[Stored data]
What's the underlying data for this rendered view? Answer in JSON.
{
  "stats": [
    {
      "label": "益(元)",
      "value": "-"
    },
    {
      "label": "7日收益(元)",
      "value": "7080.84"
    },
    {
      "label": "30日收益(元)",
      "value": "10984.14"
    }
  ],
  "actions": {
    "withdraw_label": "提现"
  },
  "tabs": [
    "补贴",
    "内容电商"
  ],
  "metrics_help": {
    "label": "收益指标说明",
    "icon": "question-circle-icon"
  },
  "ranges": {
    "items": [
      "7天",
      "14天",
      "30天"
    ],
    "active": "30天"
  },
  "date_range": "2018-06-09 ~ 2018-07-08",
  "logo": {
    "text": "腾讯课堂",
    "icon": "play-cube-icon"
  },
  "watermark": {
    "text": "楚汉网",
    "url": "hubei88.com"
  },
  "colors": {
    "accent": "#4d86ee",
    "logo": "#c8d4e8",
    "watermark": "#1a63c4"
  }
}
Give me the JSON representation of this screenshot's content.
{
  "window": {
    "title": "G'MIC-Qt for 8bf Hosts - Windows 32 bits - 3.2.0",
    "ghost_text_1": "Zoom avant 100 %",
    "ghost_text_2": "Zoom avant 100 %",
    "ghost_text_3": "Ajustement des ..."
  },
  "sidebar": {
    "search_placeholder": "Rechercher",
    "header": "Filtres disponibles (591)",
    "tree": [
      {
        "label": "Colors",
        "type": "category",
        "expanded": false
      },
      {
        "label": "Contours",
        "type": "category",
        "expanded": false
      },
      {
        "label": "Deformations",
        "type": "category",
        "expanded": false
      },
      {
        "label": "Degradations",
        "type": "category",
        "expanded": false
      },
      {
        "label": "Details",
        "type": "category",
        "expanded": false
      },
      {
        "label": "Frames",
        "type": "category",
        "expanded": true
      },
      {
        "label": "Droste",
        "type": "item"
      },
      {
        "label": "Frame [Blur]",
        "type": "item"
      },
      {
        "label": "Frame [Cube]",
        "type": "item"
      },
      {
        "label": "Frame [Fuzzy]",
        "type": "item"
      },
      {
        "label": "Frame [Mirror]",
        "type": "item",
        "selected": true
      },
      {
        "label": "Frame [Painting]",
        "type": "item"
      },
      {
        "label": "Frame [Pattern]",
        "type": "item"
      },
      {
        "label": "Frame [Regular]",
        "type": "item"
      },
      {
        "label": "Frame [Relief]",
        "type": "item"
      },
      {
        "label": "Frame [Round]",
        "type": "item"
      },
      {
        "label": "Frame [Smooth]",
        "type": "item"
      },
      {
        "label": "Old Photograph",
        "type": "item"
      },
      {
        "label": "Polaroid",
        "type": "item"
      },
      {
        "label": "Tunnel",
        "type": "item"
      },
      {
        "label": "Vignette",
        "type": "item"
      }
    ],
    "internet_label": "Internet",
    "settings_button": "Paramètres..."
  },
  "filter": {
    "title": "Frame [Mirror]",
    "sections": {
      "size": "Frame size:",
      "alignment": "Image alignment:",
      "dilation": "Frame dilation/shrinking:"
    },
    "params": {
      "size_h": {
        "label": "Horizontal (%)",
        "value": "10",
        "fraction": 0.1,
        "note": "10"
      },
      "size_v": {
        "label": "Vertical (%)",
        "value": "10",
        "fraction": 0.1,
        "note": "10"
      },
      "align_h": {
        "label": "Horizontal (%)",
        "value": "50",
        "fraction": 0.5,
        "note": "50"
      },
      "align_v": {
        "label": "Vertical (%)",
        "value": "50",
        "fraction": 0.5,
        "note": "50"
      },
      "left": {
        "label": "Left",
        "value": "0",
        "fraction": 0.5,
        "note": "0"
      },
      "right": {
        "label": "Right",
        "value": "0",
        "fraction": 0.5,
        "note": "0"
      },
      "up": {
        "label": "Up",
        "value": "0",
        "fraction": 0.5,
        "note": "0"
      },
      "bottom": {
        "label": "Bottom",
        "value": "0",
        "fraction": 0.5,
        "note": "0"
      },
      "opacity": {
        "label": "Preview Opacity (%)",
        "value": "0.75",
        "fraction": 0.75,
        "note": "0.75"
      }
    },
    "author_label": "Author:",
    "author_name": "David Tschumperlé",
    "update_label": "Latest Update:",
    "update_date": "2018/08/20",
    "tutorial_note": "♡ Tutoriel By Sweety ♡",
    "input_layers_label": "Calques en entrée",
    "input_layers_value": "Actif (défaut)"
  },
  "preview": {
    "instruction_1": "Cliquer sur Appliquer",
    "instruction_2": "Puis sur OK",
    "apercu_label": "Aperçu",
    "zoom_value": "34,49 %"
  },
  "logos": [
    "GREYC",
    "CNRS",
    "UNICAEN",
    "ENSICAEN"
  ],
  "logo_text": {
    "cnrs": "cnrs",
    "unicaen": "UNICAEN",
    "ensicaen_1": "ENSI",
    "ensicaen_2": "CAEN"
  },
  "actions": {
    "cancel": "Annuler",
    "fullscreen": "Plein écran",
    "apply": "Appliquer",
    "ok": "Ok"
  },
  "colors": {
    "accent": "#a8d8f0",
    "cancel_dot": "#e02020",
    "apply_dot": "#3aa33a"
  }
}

### Problem requirements:
Search the data for the string "Mirror" and copy each line where it appears.

### Completed exercise:
        "label": "Frame [Mirror]",
    "title": "Frame [Mirror]",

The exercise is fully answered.